TASK TO COMPLETE: Copy every line from the data below in which the string "values" can be found.

EXCERPTED DATA:
— Start —
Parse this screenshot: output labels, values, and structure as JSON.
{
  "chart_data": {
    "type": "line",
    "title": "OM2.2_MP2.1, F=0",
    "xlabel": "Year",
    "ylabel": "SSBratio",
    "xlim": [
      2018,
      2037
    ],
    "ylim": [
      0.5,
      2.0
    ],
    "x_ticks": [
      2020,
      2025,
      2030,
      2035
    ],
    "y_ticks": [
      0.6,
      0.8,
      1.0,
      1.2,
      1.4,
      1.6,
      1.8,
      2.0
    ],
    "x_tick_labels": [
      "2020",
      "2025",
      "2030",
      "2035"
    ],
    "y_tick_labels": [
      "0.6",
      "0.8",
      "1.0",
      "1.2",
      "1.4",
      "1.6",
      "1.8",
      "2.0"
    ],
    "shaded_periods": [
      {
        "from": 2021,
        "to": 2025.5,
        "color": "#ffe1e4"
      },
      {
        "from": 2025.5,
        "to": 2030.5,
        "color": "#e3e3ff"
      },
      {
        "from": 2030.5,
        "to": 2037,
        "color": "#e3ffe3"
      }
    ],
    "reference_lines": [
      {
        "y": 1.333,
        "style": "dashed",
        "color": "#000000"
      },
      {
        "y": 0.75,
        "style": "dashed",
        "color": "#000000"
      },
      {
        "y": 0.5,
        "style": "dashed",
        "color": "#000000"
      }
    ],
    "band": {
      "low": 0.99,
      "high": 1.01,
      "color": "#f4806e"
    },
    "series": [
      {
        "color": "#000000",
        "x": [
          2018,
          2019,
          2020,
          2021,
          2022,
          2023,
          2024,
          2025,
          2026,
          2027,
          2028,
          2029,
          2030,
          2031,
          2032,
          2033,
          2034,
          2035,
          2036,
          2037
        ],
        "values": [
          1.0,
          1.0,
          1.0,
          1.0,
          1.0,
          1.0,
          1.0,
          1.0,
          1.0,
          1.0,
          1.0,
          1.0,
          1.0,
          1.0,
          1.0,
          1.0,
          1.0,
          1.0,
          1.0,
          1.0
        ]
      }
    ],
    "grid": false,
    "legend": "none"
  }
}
— End —
ANSWER IN FULL:
Parse this screenshot: output labels, values, and structure as JSON.
        "values": [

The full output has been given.